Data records
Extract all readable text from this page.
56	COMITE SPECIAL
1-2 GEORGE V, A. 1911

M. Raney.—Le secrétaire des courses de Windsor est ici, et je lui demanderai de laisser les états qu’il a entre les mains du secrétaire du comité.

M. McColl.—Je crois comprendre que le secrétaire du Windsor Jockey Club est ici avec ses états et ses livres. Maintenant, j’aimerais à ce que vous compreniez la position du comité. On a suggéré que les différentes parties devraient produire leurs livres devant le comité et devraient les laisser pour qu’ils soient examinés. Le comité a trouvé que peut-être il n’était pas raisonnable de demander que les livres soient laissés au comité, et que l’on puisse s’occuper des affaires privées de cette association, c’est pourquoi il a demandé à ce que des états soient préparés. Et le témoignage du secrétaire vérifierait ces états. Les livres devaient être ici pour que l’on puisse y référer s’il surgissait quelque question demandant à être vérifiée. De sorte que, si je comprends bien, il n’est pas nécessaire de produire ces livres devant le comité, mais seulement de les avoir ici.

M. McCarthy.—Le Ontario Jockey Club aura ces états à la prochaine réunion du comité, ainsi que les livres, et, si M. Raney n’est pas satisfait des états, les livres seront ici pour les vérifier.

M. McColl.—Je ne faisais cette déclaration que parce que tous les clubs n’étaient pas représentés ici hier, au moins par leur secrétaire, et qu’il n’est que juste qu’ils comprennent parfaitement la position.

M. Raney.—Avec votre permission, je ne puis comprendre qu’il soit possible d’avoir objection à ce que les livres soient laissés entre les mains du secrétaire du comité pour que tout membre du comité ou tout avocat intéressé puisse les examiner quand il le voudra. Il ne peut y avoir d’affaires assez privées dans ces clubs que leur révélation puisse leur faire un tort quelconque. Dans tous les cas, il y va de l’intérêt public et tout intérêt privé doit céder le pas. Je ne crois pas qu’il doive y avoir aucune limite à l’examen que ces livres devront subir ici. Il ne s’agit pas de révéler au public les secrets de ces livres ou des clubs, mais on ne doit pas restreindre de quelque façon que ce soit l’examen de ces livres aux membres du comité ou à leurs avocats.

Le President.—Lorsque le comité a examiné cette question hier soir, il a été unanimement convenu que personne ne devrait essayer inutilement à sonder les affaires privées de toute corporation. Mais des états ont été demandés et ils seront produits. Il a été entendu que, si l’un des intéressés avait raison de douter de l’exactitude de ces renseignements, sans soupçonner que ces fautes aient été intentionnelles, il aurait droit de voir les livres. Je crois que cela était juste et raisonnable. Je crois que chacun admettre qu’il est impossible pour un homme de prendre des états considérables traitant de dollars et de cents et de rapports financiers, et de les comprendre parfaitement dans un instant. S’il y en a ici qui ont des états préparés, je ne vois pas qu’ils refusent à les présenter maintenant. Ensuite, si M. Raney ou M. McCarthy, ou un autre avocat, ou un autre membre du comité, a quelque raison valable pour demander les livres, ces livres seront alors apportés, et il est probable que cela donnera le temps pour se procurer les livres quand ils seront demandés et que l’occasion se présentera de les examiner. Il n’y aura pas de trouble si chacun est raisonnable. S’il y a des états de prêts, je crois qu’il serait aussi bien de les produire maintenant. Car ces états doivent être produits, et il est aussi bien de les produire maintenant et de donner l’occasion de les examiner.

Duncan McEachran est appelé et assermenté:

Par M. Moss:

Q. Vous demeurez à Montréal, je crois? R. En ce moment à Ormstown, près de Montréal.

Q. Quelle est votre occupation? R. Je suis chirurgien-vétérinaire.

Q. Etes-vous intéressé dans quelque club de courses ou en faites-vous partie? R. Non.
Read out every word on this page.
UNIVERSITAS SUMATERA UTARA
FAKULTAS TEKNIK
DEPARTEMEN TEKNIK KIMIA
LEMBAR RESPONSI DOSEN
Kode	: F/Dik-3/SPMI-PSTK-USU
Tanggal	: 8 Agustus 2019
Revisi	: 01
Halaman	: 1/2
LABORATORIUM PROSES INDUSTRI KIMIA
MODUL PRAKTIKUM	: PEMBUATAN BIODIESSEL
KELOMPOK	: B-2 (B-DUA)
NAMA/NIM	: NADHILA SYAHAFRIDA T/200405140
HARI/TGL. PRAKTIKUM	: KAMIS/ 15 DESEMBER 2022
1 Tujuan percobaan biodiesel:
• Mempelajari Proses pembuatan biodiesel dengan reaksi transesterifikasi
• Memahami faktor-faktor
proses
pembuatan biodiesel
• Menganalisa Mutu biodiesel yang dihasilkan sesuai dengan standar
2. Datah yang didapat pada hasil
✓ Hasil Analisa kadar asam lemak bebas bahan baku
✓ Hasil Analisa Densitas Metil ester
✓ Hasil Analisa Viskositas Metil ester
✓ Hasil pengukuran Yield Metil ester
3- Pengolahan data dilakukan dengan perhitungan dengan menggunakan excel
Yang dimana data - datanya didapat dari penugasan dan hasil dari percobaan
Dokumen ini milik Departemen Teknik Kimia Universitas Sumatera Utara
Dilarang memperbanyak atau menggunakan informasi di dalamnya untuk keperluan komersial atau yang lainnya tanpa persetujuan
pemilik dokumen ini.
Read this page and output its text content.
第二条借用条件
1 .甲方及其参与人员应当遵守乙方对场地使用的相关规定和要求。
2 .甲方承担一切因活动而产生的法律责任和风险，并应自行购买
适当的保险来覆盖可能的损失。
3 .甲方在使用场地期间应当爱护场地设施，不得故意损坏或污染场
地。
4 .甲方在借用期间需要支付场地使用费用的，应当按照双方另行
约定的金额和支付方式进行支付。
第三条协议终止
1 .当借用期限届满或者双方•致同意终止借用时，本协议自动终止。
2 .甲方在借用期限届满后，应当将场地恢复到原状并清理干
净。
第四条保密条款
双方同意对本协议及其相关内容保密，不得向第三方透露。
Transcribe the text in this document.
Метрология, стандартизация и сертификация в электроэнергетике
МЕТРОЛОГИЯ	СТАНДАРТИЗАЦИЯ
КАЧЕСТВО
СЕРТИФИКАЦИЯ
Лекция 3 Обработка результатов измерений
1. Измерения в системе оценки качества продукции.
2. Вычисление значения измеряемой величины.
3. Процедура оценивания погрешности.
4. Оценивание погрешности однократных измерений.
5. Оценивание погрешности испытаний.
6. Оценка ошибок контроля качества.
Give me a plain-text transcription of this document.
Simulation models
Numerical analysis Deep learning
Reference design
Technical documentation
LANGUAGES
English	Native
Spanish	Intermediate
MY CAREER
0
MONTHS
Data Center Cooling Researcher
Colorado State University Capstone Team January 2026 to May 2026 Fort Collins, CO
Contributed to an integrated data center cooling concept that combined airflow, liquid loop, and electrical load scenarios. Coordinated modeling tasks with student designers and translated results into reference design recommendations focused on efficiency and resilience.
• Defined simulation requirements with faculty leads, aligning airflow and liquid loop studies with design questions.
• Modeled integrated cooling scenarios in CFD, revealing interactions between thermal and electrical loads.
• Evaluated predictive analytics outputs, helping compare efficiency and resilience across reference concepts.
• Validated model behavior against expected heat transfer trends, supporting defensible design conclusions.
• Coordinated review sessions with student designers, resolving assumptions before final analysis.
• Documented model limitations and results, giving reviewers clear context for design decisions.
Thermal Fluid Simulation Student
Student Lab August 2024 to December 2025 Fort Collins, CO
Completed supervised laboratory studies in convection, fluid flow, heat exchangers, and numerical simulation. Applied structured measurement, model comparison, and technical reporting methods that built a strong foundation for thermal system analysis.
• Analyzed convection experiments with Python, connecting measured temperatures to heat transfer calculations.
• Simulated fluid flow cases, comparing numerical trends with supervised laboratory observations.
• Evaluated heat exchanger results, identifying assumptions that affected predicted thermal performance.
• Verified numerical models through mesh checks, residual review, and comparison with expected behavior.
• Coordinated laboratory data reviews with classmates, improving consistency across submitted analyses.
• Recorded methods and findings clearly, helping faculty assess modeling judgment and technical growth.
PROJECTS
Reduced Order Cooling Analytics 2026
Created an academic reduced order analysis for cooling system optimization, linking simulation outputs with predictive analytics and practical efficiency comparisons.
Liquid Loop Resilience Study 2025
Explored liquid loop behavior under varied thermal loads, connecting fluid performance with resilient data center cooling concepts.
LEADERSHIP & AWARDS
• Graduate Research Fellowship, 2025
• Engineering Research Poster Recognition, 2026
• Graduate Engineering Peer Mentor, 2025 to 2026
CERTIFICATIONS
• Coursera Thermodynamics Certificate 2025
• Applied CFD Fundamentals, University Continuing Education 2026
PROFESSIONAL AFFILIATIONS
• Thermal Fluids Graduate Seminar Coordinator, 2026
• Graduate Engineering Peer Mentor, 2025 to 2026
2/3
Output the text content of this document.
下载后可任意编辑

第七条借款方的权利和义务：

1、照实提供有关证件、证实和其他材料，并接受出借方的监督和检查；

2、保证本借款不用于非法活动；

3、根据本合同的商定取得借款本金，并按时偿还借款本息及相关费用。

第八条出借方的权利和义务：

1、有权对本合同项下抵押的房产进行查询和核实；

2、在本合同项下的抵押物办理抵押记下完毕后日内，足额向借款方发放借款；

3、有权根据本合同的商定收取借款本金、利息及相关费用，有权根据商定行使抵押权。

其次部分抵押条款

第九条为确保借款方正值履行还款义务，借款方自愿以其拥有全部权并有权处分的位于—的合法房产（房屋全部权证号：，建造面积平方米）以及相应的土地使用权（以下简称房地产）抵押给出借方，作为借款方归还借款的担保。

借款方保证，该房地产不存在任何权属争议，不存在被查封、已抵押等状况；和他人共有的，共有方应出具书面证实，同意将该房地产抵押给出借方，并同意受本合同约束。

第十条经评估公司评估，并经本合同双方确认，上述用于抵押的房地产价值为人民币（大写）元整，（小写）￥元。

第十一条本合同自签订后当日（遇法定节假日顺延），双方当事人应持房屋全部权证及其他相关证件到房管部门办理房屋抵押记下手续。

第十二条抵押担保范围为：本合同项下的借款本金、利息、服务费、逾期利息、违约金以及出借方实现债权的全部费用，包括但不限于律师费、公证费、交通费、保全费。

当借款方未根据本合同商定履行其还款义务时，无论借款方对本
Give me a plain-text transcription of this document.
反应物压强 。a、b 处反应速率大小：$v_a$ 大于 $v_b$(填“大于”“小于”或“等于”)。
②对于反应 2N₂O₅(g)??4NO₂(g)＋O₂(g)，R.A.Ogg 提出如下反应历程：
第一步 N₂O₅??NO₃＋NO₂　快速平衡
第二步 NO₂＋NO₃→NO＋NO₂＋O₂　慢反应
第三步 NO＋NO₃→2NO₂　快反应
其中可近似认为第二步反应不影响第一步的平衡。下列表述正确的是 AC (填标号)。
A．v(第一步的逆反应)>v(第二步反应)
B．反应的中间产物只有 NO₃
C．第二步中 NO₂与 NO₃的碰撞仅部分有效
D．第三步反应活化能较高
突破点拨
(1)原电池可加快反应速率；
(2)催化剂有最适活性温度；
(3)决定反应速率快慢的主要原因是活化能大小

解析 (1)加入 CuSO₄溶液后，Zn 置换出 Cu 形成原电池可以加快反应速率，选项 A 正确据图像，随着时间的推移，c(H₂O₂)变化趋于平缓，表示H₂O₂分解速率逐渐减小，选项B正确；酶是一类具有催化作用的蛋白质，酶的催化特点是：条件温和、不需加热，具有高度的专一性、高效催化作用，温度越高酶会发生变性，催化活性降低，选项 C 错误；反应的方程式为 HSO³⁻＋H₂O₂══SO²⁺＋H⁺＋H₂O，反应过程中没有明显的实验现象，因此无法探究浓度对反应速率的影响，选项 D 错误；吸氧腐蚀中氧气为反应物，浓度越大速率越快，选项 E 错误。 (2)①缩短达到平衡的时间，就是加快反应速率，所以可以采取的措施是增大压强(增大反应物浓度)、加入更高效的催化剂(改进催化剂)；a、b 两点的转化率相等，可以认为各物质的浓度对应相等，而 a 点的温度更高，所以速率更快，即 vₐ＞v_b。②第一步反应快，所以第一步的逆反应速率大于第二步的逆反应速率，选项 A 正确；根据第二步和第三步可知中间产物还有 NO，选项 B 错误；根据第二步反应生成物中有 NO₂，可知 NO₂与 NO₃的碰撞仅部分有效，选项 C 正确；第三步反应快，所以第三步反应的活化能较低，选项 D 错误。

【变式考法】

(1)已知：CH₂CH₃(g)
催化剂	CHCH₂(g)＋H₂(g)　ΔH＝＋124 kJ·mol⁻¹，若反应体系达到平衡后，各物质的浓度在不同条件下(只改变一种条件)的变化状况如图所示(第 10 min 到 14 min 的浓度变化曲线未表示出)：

(Instructions to follow) Locate each line containing the string "behavior" and show it.

(Exercise answer)
• Validated model behavior against expected heat transfer trends, supporting defensible design conclusions.
• Verified numerical models through mesh checks, residual review, and comparison with expected behavior.
Explored liquid loop behavior under varied thermal loads, connecting fluid performance with resilient data center cooling concepts.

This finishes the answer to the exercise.